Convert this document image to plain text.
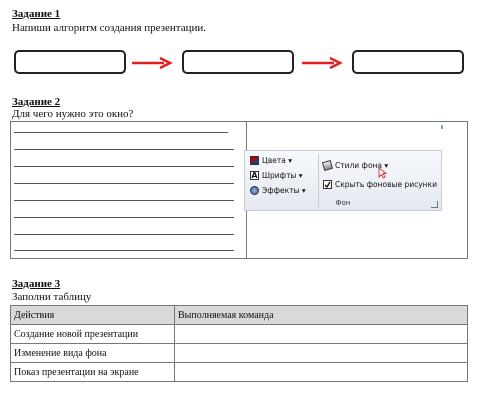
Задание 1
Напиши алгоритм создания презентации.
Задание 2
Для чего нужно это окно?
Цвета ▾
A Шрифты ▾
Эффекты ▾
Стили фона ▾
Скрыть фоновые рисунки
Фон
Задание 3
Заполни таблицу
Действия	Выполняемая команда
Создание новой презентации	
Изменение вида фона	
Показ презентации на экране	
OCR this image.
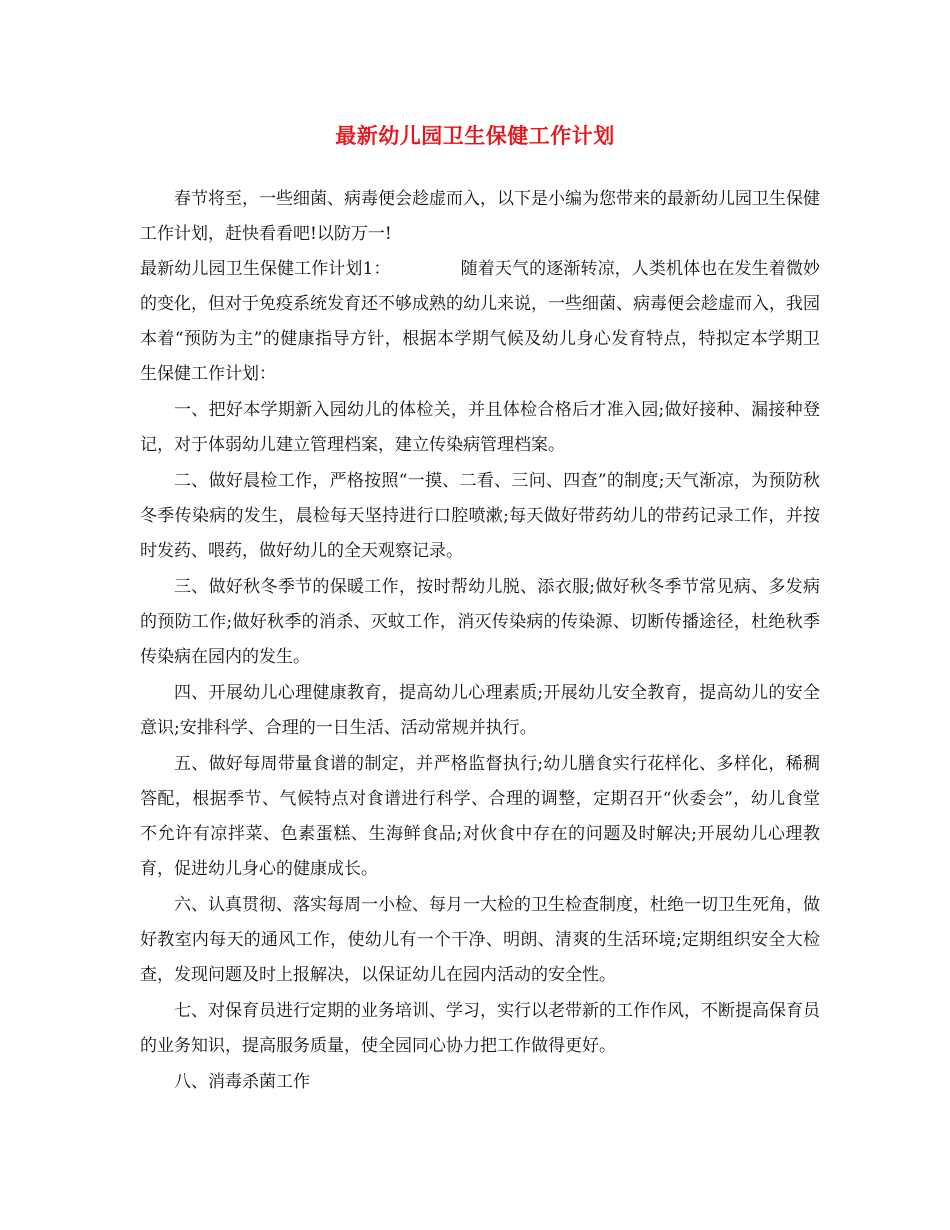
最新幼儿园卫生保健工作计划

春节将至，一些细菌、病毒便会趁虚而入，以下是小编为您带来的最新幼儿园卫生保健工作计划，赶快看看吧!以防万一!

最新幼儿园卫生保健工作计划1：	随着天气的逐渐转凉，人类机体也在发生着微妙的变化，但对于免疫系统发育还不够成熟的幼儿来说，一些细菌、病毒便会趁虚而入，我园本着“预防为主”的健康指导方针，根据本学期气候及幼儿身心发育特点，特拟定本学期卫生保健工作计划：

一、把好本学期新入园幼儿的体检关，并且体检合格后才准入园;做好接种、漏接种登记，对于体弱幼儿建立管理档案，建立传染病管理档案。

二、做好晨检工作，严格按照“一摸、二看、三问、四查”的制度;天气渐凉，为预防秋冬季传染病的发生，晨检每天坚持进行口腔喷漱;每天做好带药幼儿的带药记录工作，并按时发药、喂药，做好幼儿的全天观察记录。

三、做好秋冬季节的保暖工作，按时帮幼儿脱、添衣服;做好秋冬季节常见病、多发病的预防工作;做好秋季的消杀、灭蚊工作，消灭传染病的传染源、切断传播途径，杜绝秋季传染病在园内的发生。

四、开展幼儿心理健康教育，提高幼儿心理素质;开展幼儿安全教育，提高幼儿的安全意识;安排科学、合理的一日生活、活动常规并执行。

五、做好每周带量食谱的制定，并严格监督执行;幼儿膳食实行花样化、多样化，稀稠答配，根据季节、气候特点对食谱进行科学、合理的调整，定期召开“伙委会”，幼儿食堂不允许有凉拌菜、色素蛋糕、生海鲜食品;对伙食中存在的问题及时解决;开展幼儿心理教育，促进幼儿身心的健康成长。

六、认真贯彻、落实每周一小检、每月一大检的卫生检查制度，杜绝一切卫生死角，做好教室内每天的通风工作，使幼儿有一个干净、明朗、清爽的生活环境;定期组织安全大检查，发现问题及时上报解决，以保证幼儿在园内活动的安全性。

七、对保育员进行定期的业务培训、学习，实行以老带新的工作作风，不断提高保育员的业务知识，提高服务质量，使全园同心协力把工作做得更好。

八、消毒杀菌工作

--

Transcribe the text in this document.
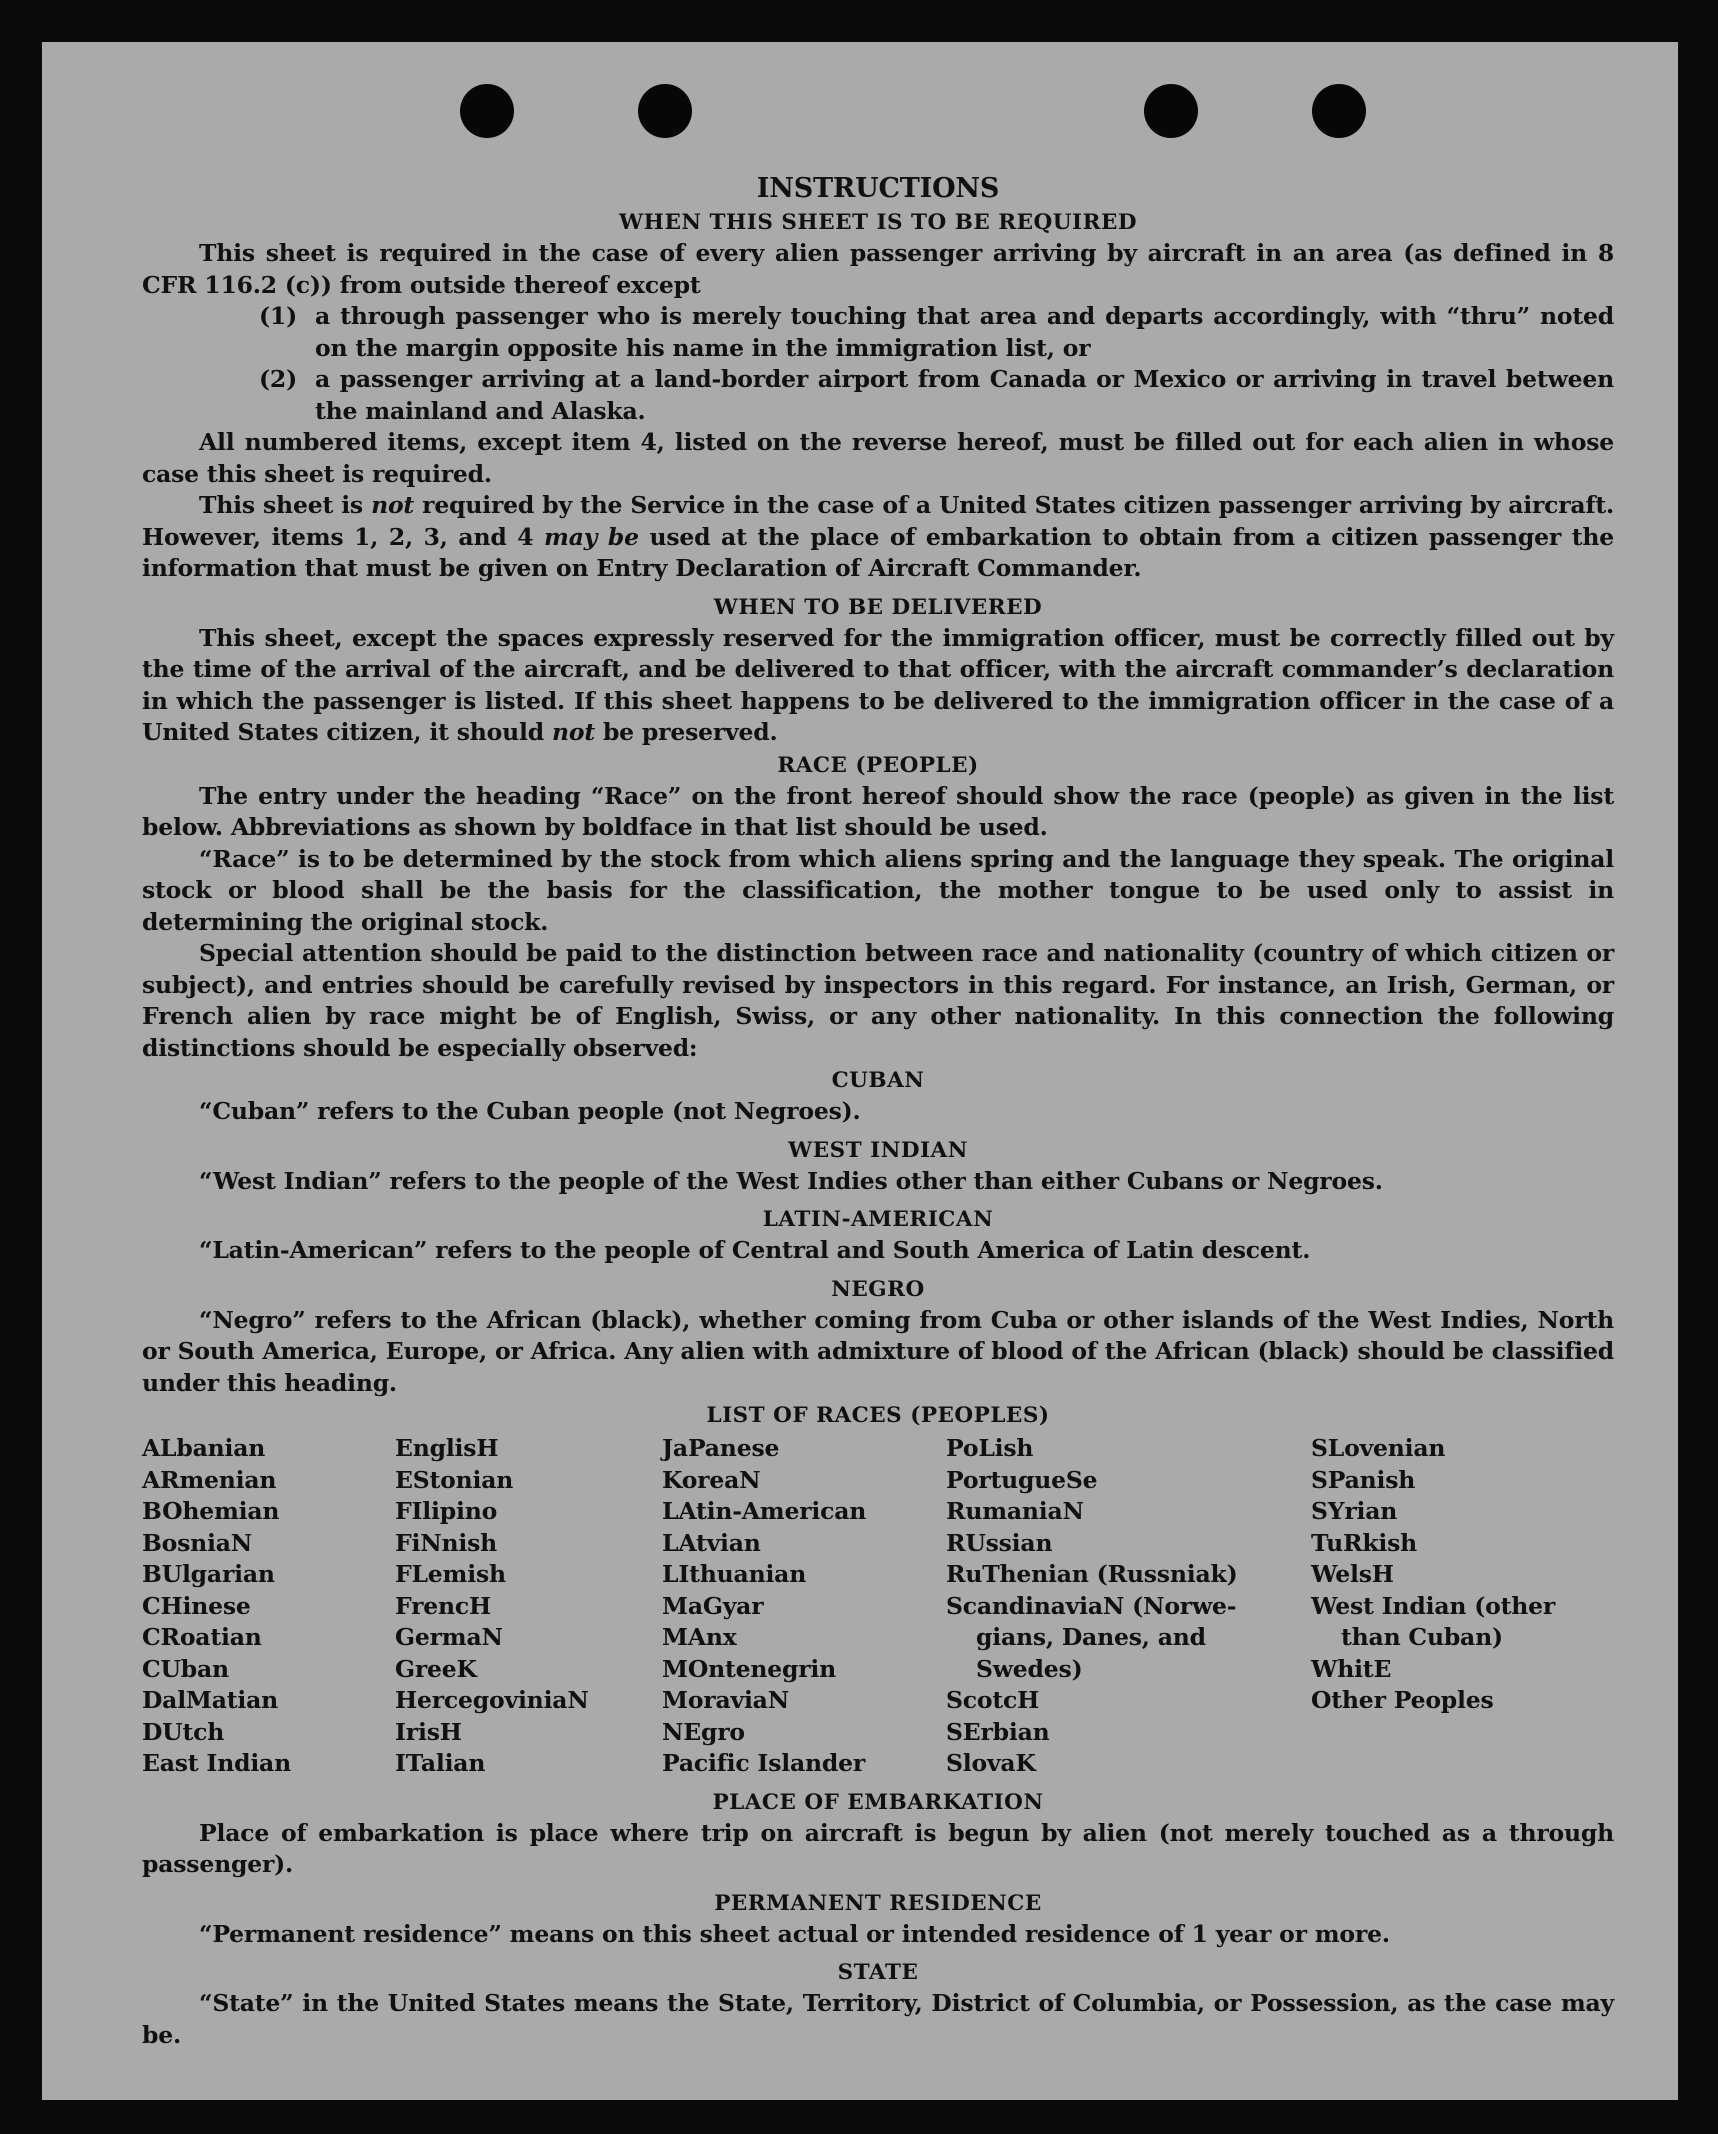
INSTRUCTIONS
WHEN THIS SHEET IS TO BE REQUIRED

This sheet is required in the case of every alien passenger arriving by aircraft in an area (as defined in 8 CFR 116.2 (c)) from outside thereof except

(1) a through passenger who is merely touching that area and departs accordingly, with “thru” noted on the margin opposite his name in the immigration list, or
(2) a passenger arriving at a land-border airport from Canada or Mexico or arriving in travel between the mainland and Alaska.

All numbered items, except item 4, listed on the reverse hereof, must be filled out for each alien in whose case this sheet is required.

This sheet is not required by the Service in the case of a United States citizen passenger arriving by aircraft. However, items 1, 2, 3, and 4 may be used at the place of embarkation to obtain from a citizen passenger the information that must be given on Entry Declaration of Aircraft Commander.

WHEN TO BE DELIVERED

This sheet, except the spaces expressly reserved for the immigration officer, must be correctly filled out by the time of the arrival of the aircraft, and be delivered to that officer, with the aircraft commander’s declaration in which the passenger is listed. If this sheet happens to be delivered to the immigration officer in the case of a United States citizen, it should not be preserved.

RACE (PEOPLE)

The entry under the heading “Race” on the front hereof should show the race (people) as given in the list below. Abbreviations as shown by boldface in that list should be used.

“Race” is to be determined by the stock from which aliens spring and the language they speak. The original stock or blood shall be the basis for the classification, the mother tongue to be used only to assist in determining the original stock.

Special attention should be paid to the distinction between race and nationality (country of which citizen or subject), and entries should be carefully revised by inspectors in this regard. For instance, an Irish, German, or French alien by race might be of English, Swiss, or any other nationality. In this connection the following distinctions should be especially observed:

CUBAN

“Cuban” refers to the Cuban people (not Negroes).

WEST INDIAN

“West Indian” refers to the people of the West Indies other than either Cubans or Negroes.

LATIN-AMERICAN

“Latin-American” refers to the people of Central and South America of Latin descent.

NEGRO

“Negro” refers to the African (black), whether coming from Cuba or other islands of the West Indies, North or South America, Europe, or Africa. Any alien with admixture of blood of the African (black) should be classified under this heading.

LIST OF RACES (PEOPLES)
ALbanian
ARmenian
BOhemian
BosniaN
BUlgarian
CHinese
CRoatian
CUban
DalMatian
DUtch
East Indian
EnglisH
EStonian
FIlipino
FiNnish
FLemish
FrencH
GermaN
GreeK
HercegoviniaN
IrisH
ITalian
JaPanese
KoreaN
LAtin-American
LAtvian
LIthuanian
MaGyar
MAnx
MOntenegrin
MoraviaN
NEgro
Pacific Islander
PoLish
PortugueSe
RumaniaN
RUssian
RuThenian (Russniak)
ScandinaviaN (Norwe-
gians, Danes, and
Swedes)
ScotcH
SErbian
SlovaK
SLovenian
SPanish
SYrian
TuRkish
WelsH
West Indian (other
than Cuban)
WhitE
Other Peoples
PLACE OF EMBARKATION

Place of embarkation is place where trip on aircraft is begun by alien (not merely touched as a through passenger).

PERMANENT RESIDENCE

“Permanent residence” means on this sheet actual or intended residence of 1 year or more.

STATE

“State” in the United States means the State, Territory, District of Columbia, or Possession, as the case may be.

SHORT TASK:
Check each line of the records for the word "heading", and show the lines that contain it.

THE OUTPUT:
The entry under the heading “Race” on the front hereof should show the race (people) as given in the list below. Abbreviations as shown by boldface in that list should be used.
“Negro” refers to the African (black), whether coming from Cuba or other islands of the West Indies, North or South America, Europe, or Africa. Any alien with admixture of blood of the African (black) should be classified under this heading.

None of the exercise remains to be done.